§ **Exercise objective**: Where a line of the listing below includes the word "period", reproduce that line.

§ **Exercise input**:
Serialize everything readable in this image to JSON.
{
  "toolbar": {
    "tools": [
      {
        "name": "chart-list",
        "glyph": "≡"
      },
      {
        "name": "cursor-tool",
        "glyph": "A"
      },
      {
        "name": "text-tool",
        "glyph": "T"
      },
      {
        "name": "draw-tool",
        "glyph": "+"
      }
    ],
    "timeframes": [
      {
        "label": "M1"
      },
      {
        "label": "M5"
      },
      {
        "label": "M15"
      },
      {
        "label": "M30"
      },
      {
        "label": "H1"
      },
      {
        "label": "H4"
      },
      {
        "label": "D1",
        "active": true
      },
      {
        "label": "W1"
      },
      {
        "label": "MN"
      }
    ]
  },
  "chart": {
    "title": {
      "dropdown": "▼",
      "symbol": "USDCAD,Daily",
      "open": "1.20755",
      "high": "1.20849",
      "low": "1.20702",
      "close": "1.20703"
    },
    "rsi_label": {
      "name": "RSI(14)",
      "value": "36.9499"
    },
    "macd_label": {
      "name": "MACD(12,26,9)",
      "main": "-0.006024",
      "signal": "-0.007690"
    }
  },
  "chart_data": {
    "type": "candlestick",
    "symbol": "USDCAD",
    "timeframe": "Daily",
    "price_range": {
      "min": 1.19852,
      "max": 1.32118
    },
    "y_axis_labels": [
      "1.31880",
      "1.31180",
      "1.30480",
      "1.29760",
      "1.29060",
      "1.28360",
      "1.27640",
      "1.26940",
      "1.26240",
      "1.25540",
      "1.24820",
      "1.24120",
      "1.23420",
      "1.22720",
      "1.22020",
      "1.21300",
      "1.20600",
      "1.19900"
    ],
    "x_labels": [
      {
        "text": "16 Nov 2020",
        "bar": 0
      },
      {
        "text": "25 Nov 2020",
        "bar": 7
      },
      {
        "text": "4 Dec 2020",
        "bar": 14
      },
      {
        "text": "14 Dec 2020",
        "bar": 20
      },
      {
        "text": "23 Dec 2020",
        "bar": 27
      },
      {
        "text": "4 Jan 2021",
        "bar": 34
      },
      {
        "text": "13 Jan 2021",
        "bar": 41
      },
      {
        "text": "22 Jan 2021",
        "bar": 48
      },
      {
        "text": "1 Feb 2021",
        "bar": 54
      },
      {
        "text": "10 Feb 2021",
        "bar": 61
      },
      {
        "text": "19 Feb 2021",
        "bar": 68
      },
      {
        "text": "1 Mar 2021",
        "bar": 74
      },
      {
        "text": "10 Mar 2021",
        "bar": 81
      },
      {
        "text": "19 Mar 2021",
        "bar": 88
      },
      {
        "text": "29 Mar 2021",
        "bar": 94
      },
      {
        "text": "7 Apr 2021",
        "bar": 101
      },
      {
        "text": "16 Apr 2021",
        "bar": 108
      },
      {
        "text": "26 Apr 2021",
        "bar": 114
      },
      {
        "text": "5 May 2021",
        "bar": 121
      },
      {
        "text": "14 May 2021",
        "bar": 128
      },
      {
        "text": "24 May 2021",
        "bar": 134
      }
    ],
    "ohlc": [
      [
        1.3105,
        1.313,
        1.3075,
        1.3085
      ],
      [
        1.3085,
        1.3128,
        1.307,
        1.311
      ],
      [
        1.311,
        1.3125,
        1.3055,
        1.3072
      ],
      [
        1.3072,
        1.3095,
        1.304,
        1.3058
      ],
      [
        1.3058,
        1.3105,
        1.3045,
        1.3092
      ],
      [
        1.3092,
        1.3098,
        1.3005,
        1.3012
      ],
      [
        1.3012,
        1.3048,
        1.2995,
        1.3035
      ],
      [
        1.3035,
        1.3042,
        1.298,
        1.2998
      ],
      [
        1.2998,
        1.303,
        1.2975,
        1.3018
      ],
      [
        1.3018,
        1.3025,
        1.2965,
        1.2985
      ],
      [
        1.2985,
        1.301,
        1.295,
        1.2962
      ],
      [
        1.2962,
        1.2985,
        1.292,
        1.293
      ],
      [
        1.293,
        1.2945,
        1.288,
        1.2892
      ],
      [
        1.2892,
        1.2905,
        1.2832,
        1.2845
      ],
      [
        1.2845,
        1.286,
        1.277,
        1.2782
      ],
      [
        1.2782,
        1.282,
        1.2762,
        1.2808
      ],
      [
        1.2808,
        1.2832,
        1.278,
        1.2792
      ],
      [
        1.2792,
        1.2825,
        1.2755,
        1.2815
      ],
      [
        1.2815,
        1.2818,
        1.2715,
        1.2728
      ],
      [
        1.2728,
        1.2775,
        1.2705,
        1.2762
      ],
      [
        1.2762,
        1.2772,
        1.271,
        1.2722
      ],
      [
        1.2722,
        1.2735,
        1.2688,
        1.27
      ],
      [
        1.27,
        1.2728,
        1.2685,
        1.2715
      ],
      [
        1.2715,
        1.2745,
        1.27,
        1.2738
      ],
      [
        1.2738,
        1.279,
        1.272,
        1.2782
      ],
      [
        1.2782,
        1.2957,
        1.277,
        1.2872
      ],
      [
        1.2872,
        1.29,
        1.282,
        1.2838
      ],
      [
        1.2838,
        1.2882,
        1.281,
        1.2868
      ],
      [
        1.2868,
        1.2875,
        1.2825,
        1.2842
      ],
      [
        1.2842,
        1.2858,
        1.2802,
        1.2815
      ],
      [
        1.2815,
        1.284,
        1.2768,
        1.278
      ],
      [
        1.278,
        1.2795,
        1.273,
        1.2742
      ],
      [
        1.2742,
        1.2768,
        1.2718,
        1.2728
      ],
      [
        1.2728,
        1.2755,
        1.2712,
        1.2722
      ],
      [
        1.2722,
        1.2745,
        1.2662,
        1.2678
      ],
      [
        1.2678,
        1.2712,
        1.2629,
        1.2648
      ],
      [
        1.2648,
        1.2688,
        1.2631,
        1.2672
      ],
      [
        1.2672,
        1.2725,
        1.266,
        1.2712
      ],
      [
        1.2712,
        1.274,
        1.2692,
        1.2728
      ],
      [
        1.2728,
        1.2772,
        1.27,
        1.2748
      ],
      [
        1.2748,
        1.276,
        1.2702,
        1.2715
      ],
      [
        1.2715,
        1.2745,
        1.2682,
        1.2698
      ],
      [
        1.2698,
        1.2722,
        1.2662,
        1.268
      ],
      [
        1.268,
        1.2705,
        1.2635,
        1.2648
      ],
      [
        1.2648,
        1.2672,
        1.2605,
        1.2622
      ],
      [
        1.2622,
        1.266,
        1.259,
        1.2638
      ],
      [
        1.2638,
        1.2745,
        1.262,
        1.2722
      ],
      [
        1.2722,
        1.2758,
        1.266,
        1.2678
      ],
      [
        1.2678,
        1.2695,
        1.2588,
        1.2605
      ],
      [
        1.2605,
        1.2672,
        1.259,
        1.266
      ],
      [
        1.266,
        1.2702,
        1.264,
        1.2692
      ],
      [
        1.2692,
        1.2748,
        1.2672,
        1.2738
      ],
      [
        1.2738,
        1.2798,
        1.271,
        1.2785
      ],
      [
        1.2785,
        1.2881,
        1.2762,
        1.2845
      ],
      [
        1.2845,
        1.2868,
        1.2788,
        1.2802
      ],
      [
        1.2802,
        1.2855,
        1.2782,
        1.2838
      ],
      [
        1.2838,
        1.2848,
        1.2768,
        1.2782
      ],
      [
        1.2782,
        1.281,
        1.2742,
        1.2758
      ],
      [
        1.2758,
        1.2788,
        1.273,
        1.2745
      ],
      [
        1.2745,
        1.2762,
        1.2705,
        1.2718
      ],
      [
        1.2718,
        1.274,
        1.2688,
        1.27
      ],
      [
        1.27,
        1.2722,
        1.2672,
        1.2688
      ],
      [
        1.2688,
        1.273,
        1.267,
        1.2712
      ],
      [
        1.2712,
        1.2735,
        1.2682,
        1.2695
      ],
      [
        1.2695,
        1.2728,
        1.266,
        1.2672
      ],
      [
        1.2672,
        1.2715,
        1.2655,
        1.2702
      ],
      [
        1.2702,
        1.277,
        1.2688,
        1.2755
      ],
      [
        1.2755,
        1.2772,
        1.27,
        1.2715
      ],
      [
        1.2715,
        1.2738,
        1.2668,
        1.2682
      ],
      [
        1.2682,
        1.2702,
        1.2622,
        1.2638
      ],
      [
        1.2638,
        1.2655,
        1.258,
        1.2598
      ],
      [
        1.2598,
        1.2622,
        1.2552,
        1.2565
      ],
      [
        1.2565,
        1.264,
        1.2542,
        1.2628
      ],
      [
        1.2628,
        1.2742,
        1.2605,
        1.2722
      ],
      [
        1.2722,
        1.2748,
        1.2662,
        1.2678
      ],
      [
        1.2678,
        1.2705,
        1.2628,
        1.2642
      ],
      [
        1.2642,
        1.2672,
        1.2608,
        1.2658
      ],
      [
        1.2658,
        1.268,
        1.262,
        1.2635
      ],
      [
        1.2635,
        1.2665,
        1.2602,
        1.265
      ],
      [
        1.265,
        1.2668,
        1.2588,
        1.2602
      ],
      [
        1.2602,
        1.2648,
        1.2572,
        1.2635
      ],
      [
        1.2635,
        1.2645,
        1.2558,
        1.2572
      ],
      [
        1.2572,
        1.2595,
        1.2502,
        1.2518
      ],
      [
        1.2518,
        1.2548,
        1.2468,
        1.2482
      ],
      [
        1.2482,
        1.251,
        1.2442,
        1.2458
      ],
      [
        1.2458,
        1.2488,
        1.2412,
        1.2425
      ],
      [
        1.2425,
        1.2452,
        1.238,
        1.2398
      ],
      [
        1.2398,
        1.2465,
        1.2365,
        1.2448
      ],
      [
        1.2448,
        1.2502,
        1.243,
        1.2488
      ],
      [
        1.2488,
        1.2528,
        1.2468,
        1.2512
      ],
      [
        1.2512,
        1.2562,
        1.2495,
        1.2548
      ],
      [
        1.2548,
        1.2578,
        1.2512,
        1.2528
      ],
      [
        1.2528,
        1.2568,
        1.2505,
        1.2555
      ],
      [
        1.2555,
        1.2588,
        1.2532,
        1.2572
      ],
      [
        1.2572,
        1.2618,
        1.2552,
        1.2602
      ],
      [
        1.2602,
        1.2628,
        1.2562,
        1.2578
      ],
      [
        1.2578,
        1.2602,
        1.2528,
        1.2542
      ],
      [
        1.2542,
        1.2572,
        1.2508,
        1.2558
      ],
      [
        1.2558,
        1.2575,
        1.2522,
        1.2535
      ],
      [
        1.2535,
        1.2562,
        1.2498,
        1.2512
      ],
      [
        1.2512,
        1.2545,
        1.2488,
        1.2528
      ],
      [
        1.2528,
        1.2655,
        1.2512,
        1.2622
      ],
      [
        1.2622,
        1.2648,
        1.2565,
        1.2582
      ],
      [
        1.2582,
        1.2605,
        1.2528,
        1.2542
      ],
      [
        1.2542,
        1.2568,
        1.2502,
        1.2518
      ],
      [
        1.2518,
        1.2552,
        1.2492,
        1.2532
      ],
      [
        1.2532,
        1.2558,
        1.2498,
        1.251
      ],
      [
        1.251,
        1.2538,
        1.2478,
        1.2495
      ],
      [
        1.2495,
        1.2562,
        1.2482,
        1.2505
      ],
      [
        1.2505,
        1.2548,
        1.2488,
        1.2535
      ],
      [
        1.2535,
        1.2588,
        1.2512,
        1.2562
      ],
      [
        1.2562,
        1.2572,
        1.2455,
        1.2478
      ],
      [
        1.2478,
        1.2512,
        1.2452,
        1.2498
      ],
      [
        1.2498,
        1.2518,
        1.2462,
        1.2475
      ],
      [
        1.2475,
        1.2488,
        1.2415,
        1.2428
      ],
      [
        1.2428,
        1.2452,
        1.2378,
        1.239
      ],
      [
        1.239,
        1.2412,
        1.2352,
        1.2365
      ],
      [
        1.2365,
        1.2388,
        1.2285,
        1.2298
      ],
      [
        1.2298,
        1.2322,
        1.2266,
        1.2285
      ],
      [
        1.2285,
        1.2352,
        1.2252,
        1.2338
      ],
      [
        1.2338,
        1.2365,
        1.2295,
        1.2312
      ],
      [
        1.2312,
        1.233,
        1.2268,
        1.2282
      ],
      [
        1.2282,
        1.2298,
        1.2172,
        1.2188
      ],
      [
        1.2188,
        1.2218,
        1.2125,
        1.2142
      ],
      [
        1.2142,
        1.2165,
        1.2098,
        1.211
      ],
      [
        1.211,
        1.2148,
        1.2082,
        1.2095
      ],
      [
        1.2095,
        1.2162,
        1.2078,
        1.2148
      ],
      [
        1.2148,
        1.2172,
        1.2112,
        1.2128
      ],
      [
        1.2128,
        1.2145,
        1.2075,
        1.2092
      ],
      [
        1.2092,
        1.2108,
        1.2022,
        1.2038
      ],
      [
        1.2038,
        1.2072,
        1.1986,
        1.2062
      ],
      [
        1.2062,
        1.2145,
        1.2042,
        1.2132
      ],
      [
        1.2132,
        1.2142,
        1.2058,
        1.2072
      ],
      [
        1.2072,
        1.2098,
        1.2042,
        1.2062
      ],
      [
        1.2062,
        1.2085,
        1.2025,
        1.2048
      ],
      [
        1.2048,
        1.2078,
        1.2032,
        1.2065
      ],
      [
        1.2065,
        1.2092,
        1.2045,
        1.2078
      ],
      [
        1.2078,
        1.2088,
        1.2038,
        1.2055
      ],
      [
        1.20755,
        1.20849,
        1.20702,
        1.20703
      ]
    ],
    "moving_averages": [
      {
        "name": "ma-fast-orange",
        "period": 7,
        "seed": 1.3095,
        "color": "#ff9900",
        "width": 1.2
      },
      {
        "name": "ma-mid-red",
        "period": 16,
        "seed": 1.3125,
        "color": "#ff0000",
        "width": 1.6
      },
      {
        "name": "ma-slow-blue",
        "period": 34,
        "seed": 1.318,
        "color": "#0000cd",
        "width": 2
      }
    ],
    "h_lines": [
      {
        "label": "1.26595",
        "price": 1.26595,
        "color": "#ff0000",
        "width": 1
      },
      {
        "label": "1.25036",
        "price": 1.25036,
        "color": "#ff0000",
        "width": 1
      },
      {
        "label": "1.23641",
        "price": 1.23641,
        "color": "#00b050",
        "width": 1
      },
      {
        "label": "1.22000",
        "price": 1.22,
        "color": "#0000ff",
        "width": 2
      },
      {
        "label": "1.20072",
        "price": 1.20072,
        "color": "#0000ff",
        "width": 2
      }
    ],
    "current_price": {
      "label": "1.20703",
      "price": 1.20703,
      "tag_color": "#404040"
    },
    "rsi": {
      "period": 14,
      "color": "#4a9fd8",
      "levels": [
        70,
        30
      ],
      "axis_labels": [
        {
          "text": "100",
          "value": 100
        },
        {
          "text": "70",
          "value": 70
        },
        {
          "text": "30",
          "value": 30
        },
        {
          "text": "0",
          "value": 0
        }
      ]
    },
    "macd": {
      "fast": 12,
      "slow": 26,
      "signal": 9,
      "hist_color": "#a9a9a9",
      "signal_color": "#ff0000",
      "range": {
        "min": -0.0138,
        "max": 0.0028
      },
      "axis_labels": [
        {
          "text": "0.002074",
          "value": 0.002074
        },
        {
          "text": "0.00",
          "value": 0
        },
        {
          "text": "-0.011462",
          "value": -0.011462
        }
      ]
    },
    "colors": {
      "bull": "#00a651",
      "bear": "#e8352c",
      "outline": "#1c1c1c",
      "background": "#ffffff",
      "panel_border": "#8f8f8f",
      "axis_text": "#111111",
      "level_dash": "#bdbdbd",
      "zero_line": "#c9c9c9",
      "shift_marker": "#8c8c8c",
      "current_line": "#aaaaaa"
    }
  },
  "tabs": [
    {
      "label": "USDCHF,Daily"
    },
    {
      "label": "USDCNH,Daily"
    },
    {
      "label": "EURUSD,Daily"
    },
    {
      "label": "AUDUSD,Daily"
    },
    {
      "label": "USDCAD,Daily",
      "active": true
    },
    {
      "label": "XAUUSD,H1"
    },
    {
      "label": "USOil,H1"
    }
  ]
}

§ **Result of this task**:
        "period": 7,
        "period": 16,
        "period": 34,
      "period": 14,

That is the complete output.